Short task
Find the line that contains "Extract all readable text from this page."; then retype it and each line after it, exactly, through the final line of the data below.

(Stored records)
----------
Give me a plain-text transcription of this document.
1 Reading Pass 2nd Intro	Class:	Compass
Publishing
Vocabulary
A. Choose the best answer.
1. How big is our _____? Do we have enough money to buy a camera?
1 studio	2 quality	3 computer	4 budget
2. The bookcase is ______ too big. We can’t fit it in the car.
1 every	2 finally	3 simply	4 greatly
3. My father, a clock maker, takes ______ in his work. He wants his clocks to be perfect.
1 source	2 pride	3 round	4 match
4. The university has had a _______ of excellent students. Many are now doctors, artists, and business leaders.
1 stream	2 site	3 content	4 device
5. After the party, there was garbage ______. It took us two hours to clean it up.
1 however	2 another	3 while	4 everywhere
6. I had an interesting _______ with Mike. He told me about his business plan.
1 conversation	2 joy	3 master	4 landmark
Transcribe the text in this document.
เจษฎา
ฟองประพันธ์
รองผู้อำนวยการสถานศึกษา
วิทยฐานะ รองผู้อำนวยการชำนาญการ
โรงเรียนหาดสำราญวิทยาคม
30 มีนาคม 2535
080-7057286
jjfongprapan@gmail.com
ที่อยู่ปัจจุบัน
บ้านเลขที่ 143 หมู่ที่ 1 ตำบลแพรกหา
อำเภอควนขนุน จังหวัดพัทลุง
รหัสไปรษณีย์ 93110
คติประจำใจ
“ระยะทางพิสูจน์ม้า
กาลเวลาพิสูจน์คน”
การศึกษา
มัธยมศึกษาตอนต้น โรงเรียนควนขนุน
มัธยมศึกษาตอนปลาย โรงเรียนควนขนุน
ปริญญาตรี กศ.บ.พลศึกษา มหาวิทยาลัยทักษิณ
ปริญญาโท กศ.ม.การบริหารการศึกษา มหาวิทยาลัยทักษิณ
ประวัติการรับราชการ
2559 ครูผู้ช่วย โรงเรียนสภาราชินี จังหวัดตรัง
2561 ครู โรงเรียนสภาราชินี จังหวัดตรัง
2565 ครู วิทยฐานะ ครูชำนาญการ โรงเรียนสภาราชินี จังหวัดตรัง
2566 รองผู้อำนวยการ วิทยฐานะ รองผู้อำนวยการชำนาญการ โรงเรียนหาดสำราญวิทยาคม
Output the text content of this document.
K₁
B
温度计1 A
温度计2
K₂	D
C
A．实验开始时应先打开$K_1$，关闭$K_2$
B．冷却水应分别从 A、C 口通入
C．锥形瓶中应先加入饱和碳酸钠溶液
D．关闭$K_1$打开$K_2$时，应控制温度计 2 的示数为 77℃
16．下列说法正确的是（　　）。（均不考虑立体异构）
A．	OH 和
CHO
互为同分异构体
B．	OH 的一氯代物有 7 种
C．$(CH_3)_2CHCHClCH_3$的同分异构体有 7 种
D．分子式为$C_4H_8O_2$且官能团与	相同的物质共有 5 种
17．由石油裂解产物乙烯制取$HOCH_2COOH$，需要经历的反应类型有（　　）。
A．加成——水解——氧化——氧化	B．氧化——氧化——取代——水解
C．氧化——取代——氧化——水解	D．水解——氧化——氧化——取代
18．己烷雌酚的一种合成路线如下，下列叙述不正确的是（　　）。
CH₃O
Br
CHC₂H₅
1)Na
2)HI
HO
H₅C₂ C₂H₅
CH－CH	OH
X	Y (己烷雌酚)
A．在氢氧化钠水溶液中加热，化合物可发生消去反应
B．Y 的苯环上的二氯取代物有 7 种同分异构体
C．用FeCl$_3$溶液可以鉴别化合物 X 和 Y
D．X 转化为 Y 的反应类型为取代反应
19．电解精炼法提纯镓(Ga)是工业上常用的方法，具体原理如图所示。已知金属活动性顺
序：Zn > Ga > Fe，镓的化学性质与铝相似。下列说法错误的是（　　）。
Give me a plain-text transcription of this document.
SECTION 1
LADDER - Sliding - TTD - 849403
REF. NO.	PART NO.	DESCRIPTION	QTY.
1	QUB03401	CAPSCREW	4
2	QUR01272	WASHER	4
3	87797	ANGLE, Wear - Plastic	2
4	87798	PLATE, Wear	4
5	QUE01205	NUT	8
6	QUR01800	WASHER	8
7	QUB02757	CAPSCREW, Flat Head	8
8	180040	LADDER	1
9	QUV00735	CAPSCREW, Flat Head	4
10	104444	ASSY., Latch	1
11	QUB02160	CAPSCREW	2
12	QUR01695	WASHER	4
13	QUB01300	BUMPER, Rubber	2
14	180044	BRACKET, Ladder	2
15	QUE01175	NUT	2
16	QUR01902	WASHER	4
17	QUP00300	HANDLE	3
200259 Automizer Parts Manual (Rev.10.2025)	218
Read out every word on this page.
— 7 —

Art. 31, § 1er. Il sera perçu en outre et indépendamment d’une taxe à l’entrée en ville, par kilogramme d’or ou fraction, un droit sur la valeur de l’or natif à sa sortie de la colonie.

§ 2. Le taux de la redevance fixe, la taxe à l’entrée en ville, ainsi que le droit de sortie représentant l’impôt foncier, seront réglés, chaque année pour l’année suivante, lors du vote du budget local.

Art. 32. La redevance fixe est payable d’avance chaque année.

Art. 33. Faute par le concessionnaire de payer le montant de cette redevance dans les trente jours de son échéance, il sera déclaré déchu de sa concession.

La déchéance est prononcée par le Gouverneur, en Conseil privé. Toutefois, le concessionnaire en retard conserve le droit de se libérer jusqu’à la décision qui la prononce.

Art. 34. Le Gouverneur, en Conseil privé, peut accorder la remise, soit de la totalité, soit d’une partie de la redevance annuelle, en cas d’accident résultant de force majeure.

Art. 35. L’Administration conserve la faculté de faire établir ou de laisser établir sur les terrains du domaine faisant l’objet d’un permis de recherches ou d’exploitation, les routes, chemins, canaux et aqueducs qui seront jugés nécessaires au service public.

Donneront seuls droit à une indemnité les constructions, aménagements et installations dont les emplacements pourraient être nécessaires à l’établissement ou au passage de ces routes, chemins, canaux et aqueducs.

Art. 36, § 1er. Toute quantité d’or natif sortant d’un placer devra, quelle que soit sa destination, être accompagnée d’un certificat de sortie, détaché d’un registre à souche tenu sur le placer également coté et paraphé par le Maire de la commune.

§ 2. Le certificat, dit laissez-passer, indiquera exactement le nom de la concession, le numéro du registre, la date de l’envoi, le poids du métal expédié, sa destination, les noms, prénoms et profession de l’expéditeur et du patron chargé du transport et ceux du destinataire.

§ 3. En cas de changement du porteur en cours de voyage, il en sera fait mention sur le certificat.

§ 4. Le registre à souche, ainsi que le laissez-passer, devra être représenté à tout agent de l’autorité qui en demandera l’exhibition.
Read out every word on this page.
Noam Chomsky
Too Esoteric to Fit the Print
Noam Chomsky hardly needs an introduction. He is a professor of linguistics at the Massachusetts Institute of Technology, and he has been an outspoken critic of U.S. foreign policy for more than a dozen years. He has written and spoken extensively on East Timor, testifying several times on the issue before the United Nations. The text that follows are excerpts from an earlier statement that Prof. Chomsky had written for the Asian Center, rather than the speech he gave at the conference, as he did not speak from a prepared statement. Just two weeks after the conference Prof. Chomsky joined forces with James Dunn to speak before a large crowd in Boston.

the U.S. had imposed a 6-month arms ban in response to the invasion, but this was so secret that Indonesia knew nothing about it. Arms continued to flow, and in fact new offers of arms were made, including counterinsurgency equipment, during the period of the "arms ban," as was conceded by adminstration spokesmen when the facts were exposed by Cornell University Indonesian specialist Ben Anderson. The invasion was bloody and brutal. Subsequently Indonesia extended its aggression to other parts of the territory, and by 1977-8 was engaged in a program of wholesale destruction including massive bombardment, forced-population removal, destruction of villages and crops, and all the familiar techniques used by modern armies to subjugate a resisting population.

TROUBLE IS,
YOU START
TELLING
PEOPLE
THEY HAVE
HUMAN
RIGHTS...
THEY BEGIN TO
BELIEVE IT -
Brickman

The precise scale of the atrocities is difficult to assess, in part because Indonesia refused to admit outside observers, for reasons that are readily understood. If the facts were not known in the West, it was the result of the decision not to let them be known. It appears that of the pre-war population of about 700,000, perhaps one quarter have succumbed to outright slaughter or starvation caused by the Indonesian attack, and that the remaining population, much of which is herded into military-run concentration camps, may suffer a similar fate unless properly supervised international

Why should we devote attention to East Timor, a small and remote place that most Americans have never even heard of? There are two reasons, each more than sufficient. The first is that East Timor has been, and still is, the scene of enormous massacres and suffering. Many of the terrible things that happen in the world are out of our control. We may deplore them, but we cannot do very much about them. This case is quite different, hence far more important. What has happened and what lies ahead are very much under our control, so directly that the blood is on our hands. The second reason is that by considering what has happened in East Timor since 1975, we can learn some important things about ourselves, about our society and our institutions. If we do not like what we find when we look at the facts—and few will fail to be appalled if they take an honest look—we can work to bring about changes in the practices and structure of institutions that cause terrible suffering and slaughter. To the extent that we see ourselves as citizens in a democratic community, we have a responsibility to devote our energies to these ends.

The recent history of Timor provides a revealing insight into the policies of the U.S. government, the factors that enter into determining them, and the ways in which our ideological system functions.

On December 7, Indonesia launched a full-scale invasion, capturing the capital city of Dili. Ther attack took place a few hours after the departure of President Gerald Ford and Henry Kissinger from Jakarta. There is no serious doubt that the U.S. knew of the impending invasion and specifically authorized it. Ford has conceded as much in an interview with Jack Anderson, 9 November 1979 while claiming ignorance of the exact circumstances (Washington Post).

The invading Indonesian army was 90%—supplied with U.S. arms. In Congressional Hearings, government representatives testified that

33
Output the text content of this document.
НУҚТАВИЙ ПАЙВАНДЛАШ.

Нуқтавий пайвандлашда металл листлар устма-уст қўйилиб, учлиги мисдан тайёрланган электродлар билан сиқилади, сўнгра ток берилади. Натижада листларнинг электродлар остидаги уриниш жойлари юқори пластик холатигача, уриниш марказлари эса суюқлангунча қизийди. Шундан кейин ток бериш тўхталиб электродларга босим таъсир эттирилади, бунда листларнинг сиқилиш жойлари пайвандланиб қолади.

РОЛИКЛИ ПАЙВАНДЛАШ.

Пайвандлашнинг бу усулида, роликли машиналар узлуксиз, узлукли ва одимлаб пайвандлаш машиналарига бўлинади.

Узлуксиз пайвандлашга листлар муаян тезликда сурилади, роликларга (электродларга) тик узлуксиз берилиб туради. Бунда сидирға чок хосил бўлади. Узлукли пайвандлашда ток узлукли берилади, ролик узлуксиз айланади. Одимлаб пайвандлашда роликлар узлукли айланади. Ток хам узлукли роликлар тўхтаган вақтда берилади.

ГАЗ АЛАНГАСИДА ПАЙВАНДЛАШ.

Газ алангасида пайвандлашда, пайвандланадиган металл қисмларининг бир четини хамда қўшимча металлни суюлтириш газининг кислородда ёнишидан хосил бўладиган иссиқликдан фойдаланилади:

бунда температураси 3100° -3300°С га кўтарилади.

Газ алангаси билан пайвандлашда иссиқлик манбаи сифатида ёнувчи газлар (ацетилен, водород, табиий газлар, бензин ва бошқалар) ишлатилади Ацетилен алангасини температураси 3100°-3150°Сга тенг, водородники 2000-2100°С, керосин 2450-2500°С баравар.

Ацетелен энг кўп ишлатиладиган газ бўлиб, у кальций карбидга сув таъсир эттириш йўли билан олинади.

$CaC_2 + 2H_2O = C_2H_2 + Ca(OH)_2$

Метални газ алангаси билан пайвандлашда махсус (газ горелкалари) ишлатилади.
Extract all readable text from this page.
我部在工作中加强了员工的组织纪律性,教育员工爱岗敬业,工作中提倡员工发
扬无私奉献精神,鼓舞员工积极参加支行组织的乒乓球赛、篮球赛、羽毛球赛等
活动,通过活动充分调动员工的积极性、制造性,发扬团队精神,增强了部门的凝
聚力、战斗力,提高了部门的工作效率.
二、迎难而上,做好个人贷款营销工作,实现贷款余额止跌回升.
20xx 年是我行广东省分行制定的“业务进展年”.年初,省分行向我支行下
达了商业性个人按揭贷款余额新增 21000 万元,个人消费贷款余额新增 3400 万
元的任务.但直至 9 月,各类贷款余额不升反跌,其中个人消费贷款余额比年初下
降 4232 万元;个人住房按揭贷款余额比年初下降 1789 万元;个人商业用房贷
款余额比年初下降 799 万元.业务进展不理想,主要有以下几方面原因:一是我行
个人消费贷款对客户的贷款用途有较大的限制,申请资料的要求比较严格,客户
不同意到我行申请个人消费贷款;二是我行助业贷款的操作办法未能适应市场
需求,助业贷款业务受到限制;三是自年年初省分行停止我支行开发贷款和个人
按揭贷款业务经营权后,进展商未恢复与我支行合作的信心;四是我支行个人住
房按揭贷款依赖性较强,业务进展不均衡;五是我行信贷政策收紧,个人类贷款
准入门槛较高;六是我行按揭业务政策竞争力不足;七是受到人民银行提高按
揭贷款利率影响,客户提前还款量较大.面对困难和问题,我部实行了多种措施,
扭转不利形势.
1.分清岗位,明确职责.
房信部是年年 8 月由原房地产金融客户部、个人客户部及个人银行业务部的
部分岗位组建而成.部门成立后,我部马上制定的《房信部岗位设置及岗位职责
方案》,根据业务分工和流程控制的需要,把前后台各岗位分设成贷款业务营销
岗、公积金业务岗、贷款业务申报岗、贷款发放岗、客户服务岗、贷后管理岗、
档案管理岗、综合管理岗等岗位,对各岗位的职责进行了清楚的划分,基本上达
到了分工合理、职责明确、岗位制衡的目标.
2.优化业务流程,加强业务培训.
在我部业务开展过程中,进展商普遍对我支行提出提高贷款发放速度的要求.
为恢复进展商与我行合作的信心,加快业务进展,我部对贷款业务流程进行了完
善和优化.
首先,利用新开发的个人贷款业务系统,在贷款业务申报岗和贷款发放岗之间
----------
Finished exercise
Extract all readable text from this page.
我部在工作中加强了员工的组织纪律性,教育员工爱岗敬业,工作中提倡员工发
扬无私奉献精神,鼓舞员工积极参加支行组织的乒乓球赛、篮球赛、羽毛球赛等
活动,通过活动充分调动员工的积极性、制造性,发扬团队精神,增强了部门的凝
聚力、战斗力,提高了部门的工作效率.
二、迎难而上,做好个人贷款营销工作,实现贷款余额止跌回升.
20xx 年是我行广东省分行制定的“业务进展年”.年初,省分行向我支行下
达了商业性个人按揭贷款余额新增 21000 万元,个人消费贷款余额新增 3400 万
元的任务.但直至 9 月,各类贷款余额不升反跌,其中个人消费贷款余额比年初下
降 4232 万元;个人住房按揭贷款余额比年初下降 1789 万元;个人商业用房贷
款余额比年初下降 799 万元.业务进展不理想,主要有以下几方面原因:一是我行
个人消费贷款对客户的贷款用途有较大的限制,申请资料的要求比较严格,客户
不同意到我行申请个人消费贷款;二是我行助业贷款的操作办法未能适应市场
需求,助业贷款业务受到限制;三是自年年初省分行停止我支行开发贷款和个人
按揭贷款业务经营权后,进展商未恢复与我支行合作的信心;四是我支行个人住
房按揭贷款依赖性较强,业务进展不均衡;五是我行信贷政策收紧,个人类贷款
准入门槛较高;六是我行按揭业务政策竞争力不足;七是受到人民银行提高按
揭贷款利率影响,客户提前还款量较大.面对困难和问题,我部实行了多种措施,
扭转不利形势.
1.分清岗位,明确职责.
房信部是年年 8 月由原房地产金融客户部、个人客户部及个人银行业务部的
部分岗位组建而成.部门成立后,我部马上制定的《房信部岗位设置及岗位职责
方案》,根据业务分工和流程控制的需要,把前后台各岗位分设成贷款业务营销
岗、公积金业务岗、贷款业务申报岗、贷款发放岗、客户服务岗、贷后管理岗、
档案管理岗、综合管理岗等岗位,对各岗位的职责进行了清楚的划分,基本上达
到了分工合理、职责明确、岗位制衡的目标.
2.优化业务流程,加强业务培训.
在我部业务开展过程中,进展商普遍对我支行提出提高贷款发放速度的要求.
为恢复进展商与我行合作的信心,加快业务进展,我部对贷款业务流程进行了完
善和优化.
首先,利用新开发的个人贷款业务系统,在贷款业务申报岗和贷款发放岗之间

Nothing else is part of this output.